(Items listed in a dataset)
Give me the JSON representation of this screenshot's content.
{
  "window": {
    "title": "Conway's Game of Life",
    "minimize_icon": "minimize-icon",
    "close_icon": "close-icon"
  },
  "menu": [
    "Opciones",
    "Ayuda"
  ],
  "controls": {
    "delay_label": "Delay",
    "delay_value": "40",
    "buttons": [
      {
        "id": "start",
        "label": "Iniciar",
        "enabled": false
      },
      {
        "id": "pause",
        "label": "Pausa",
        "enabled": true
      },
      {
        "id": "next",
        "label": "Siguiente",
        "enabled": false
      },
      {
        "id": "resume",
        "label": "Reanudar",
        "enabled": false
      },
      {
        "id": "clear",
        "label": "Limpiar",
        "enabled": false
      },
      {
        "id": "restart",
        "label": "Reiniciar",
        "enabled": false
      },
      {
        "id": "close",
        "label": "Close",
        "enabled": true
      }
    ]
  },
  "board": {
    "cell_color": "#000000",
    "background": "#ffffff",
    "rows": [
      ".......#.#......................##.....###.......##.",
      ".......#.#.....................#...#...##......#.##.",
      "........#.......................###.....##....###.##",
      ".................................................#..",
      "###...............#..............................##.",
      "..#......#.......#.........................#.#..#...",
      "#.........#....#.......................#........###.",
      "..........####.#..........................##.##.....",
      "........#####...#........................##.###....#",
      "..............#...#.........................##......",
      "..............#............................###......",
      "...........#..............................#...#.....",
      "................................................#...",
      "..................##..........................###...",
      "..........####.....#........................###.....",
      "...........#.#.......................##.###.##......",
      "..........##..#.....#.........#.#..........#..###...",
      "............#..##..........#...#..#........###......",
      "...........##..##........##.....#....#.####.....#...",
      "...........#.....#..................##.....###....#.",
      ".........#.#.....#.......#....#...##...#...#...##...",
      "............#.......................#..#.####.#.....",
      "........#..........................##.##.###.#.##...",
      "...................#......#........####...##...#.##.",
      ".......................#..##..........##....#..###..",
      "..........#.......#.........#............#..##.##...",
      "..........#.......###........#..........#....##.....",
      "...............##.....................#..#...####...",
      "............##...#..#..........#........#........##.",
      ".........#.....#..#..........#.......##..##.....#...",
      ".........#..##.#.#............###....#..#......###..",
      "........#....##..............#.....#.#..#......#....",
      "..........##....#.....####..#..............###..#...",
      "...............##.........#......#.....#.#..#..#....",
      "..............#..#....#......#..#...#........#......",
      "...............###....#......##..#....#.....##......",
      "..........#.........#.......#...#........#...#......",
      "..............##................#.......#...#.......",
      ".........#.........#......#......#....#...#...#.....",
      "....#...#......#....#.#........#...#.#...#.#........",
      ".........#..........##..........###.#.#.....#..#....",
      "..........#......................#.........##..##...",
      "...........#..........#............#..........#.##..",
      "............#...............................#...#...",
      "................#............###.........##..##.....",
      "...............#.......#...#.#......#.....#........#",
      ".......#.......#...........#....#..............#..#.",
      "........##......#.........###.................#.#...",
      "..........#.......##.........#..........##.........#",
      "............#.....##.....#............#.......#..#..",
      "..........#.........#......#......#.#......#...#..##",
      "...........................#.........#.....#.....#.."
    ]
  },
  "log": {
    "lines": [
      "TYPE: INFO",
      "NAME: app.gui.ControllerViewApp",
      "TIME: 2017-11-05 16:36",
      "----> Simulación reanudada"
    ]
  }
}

STATED GOAL: In this exercise, repeat all entries exactly.

OUTPUT BELOW:
Give me the JSON representation of this screenshot's content.
{
  "window": {
    "title": "Conway's Game of Life",
    "minimize_icon": "minimize-icon",
    "close_icon": "close-icon"
  },
  "menu": [
    "Opciones",
    "Ayuda"
  ],
  "controls": {
    "delay_label": "Delay",
    "delay_value": "40",
    "buttons": [
      {
        "id": "start",
        "label": "Iniciar",
        "enabled": false
      },
      {
        "id": "pause",
        "label": "Pausa",
        "enabled": true
      },
      {
        "id": "next",
        "label": "Siguiente",
        "enabled": false
      },
      {
        "id": "resume",
        "label": "Reanudar",
        "enabled": false
      },
      {
        "id": "clear",
        "label": "Limpiar",
        "enabled": false
      },
      {
        "id": "restart",
        "label": "Reiniciar",
        "enabled": false
      },
      {
        "id": "close",
        "label": "Close",
        "enabled": true
      }
    ]
  },
  "board": {
    "cell_color": "#000000",
    "background": "#ffffff",
    "rows": [
      ".......#.#......................##.....###.......##.",
      ".......#.#.....................#...#...##......#.##.",
      "........#.......................###.....##....###.##",
      ".................................................#..",
      "###...............#..............................##.",
      "..#......#.......#.........................#.#..#...",
      "#.........#....#.......................#........###.",
      "..........####.#..........................##.##.....",
      "........#####...#........................##.###....#",
      "..............#...#.........................##......",
      "..............#............................###......",
      "...........#..............................#...#.....",
      "................................................#...",
      "..................##..........................###...",
      "..........####.....#........................###.....",
      "...........#.#.......................##.###.##......",
      "..........##..#.....#.........#.#..........#..###...",
      "............#..##..........#...#..#........###......",
      "...........##..##........##.....#....#.####.....#...",
      "...........#.....#..................##.....###....#.",
      ".........#.#.....#.......#....#...##...#...#...##...",
      "............#.......................#..#.####.#.....",
      "........#..........................##.##.###.#.##...",
      "...................#......#........####...##...#.##.",
      ".......................#..##..........##....#..###..",
      "..........#.......#.........#............#..##.##...",
      "..........#.......###........#..........#....##.....",
      "...............##.....................#..#...####...",
      "............##...#..#..........#........#........##.",
      ".........#.....#..#..........#.......##..##.....#...",
      ".........#..##.#.#............###....#..#......###..",
      "........#....##..............#.....#.#..#......#....",
      "..........##....#.....####..#..............###..#...",
      "...............##.........#......#.....#.#..#..#....",
      "..............#..#....#......#..#...#........#......",
      "...............###....#......##..#....#.....##......",
      "..........#.........#.......#...#........#...#......",
      "..............##................#.......#...#.......",
      ".........#.........#......#......#....#...#...#.....",
      "....#...#......#....#.#........#...#.#...#.#........",
      ".........#..........##..........###.#.#.....#..#....",
      "..........#......................#.........##..##...",
      "...........#..........#............#..........#.##..",
      "............#...............................#...#...",
      "................#............###.........##..##.....",
      "...............#.......#...#.#......#.....#........#",
      ".......#.......#...........#....#..............#..#.",
      "........##......#.........###.................#.#...",
      "..........#.......##.........#..........##.........#",
      "............#.....##.....#............#.......#..#..",
      "..........#.........#......#......#.#......#...#..##",
      "...........................#.........#.....#.....#.."
    ]
  },
  "log": {
    "lines": [
      "TYPE: INFO",
      "NAME: app.gui.ControllerViewApp",
      "TIME: 2017-11-05 16:36",
      "----> Simulación reanudada"
    ]
  }
}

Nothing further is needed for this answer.